— REQUIRED WORK —
Say how many lines in the records contain the string "dose", giving the number by itself.

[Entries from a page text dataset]
============================================================

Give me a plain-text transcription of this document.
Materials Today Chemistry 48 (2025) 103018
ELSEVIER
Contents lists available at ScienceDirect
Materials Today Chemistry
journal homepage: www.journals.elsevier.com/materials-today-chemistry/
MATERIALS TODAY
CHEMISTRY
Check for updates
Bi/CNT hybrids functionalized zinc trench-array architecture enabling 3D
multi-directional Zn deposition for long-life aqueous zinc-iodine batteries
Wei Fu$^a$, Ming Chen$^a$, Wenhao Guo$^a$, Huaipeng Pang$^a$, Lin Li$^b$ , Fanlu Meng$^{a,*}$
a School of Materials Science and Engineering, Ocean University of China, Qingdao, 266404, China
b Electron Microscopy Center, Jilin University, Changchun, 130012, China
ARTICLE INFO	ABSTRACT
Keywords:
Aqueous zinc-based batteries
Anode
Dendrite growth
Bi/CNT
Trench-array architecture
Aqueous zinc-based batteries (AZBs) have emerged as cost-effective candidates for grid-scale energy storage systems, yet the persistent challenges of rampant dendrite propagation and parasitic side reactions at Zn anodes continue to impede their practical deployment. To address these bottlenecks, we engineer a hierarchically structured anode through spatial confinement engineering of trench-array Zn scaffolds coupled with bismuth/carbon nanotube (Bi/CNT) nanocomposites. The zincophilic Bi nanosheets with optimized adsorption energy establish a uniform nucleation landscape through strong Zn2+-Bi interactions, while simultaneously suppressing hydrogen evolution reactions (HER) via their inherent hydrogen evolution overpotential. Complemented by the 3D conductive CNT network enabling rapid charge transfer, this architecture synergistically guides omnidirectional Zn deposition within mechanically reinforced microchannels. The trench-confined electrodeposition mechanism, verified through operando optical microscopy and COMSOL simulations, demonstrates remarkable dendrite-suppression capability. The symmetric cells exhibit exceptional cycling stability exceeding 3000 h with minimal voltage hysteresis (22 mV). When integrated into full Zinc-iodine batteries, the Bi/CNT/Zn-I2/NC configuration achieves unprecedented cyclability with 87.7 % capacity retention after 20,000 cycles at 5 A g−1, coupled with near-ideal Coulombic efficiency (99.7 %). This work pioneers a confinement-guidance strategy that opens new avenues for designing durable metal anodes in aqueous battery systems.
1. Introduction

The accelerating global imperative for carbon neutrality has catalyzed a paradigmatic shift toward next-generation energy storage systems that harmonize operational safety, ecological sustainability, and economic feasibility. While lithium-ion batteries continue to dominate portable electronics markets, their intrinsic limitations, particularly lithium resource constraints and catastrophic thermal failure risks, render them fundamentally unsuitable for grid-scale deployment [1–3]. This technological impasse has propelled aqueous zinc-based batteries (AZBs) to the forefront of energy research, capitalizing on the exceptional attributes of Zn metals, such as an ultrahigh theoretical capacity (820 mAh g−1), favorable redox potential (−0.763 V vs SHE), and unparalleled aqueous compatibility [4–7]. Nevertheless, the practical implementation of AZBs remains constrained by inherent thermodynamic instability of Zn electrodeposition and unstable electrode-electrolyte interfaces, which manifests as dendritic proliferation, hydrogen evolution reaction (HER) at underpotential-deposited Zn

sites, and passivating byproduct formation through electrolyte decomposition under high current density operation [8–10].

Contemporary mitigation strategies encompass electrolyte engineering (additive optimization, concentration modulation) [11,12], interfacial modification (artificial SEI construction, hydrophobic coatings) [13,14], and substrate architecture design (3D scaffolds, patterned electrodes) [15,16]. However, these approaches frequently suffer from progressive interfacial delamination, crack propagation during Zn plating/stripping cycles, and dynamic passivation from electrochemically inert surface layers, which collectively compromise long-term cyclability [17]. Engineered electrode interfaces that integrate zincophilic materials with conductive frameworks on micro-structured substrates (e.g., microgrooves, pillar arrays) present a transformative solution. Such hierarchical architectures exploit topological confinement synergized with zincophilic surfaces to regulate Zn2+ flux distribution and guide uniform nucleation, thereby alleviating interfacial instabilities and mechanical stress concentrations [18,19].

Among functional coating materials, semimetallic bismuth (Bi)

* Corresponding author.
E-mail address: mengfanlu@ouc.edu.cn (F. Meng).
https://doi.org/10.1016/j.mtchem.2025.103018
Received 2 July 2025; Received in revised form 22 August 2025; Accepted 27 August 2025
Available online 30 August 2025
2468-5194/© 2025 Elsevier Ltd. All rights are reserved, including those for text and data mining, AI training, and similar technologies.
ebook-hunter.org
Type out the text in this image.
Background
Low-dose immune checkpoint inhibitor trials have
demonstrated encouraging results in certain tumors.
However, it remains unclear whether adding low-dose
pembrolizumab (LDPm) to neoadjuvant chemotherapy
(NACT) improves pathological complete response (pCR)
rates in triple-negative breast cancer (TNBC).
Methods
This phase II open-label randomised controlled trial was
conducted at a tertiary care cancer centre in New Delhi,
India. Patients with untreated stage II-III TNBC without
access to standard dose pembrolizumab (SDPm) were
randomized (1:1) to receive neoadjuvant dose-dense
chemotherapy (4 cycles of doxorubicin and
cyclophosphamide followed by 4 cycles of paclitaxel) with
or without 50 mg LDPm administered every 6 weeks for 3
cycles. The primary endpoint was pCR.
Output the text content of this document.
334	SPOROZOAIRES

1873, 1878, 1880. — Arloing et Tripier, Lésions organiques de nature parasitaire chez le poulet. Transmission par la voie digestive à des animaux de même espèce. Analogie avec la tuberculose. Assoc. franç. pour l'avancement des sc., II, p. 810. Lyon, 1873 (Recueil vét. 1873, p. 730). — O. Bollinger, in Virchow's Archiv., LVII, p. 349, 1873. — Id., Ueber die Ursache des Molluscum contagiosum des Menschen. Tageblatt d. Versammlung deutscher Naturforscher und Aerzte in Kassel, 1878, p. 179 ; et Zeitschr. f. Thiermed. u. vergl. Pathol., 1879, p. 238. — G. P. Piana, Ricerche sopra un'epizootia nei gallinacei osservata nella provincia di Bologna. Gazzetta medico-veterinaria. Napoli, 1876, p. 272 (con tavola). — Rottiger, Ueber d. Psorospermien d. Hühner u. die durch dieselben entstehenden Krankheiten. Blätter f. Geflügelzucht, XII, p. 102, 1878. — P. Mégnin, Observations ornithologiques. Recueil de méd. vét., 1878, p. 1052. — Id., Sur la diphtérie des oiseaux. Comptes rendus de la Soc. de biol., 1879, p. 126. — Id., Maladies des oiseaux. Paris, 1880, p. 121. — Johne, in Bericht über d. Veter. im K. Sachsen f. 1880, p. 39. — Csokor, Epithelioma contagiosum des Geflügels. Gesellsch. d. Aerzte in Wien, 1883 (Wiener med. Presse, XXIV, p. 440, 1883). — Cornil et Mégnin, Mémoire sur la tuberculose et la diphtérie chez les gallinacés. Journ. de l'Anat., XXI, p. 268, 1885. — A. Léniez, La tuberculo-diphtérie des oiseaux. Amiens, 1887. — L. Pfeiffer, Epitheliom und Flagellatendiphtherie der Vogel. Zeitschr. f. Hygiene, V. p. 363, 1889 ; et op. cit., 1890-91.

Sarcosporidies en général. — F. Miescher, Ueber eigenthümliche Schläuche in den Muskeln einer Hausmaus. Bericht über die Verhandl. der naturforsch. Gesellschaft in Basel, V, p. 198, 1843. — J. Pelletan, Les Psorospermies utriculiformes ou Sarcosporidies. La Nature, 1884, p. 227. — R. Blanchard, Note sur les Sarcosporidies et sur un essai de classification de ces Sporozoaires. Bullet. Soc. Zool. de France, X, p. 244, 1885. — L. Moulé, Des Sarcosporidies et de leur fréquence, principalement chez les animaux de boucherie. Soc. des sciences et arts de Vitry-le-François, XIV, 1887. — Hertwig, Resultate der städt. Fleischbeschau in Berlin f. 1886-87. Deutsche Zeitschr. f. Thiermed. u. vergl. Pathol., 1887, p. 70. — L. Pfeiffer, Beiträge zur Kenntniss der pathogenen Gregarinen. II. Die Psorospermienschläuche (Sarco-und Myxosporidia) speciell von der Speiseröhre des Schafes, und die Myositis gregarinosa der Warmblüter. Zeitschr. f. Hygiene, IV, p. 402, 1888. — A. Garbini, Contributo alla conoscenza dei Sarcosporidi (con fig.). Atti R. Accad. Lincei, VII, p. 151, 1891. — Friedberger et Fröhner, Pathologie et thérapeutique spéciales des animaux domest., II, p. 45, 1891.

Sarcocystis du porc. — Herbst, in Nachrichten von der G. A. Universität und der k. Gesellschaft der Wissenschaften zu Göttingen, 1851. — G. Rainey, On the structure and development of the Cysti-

============================================================

— TASK OUTPUT —
4